[A block of data]:
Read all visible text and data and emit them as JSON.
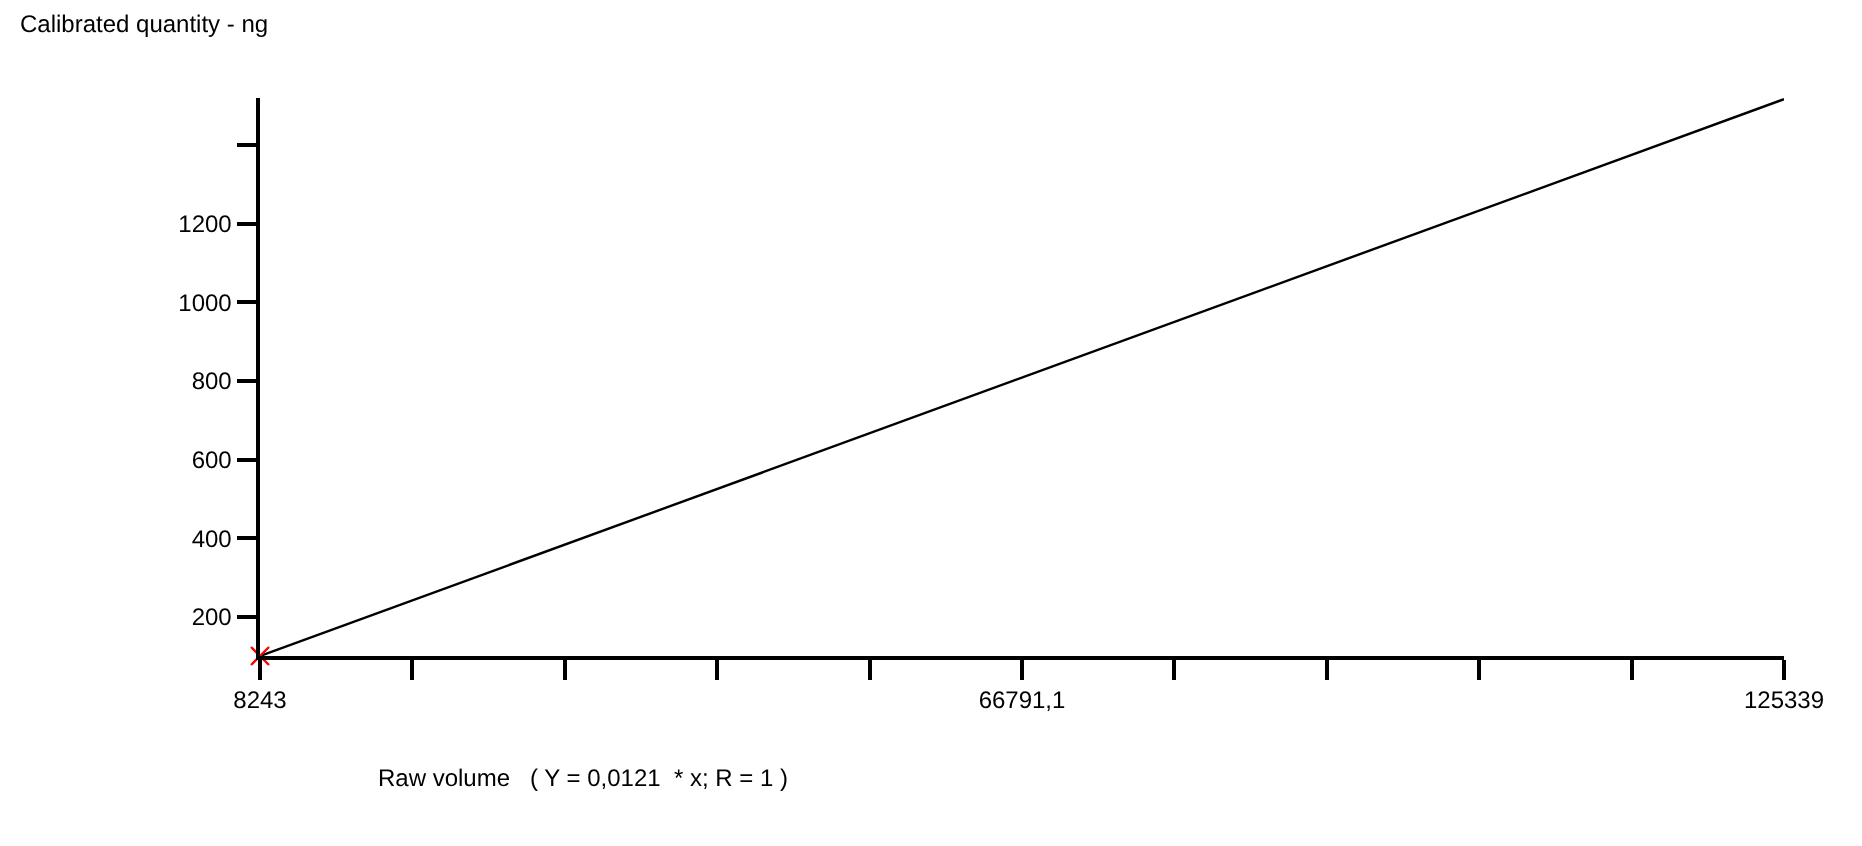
{
  "chart_data": {
    "type": "line",
    "ylabel": "Calibrated quantity - ng",
    "xlabel": "Raw volume   ( Y = 0,0121  * x; R = 1 )",
    "x": [
      8243,
      125339
    ],
    "series": [
      {
        "color": "#000000",
        "values": [
          100,
          1517
        ],
        "marker": "none",
        "line_style": "solid"
      },
      {
        "type": "scatter",
        "color": "#ff0000",
        "x": [
          8243
        ],
        "values": [
          100
        ],
        "marker": "cross"
      }
    ],
    "xlim": [
      8243,
      125339
    ],
    "xticks": [
      8243,
      {
        "value": 19952.6,
        "label": null
      },
      {
        "value": 31662.2,
        "label": null
      },
      {
        "value": 43371.8,
        "label": null
      },
      {
        "value": 55081.4,
        "label": null
      },
      {
        "value": 66791.1,
        "label": "66791,1"
      },
      {
        "value": 78500.7,
        "label": null
      },
      {
        "value": 90210.3,
        "label": null
      },
      {
        "value": 101919.9,
        "label": null
      },
      {
        "value": 113629.5,
        "label": null
      },
      125339
    ],
    "ylim": [
      100,
      1520
    ],
    "yticks": [
      200,
      400,
      600,
      800,
      1000,
      1200,
      {
        "value": 1400,
        "label": null
      }
    ],
    "grid": false
  }
}
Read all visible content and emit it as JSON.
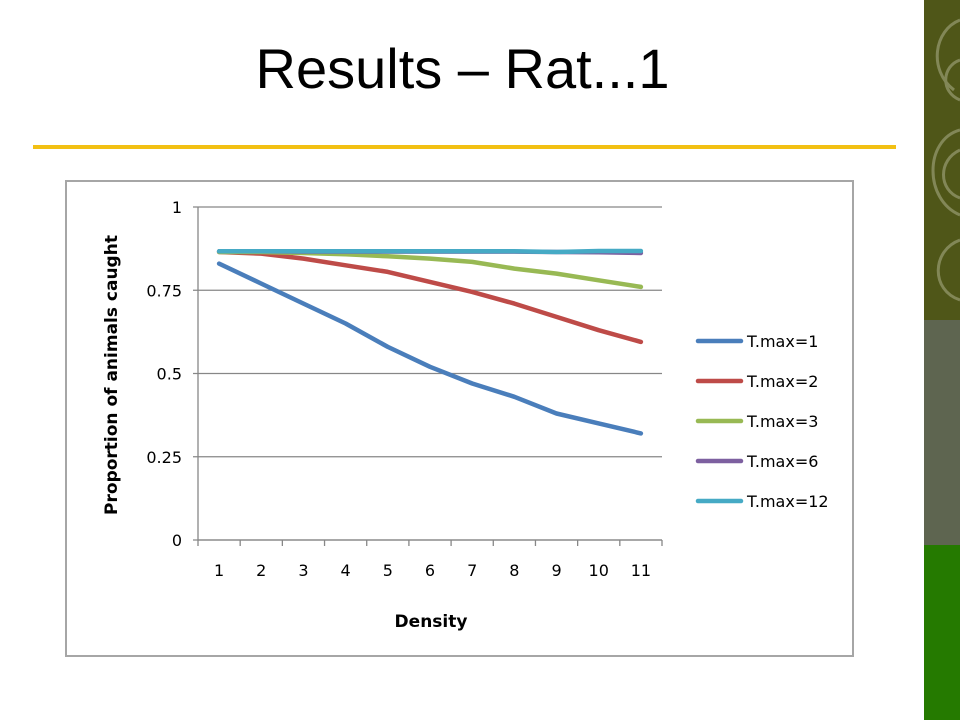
{
  "slide": {
    "title": "Results – Rat...1",
    "accent_color": "#f2c013",
    "sidebar_colors": [
      "#4f5618",
      "#5e6550",
      "#257a00"
    ]
  },
  "chart_data": {
    "type": "line",
    "title": "",
    "xlabel": "Density",
    "ylabel": "Proportion of animals caught",
    "categories": [
      "1",
      "2",
      "3",
      "4",
      "5",
      "6",
      "7",
      "8",
      "9",
      "10",
      "11"
    ],
    "y_ticks": [
      "0",
      "0.25",
      "0.5",
      "0.75",
      "1"
    ],
    "ylim": [
      0,
      1
    ],
    "grid": true,
    "legend_position": "right",
    "series": [
      {
        "name": "T.max=1",
        "color": "#4a7ebb",
        "values": [
          0.83,
          0.77,
          0.71,
          0.65,
          0.58,
          0.52,
          0.47,
          0.43,
          0.38,
          0.35,
          0.32
        ]
      },
      {
        "name": "T.max=2",
        "color": "#be4b48",
        "values": [
          0.865,
          0.86,
          0.845,
          0.825,
          0.805,
          0.775,
          0.745,
          0.71,
          0.67,
          0.63,
          0.595
        ]
      },
      {
        "name": "T.max=3",
        "color": "#98b954",
        "values": [
          0.865,
          0.865,
          0.862,
          0.858,
          0.852,
          0.845,
          0.835,
          0.815,
          0.8,
          0.78,
          0.76
        ]
      },
      {
        "name": "T.max=6",
        "color": "#7d60a0",
        "values": [
          0.867,
          0.867,
          0.866,
          0.866,
          0.866,
          0.866,
          0.866,
          0.866,
          0.865,
          0.864,
          0.862
        ]
      },
      {
        "name": "T.max=12",
        "color": "#46aac5",
        "values": [
          0.867,
          0.867,
          0.867,
          0.867,
          0.867,
          0.867,
          0.867,
          0.867,
          0.865,
          0.868,
          0.868
        ]
      }
    ]
  }
}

[AIM]: Copy every line above in which the string "ylabel" shows up.

[PROBLEM SOLUTION]:
    "ylabel": "Calibrated quantity - ng",
    "ylabel": "Proportion of animals caught",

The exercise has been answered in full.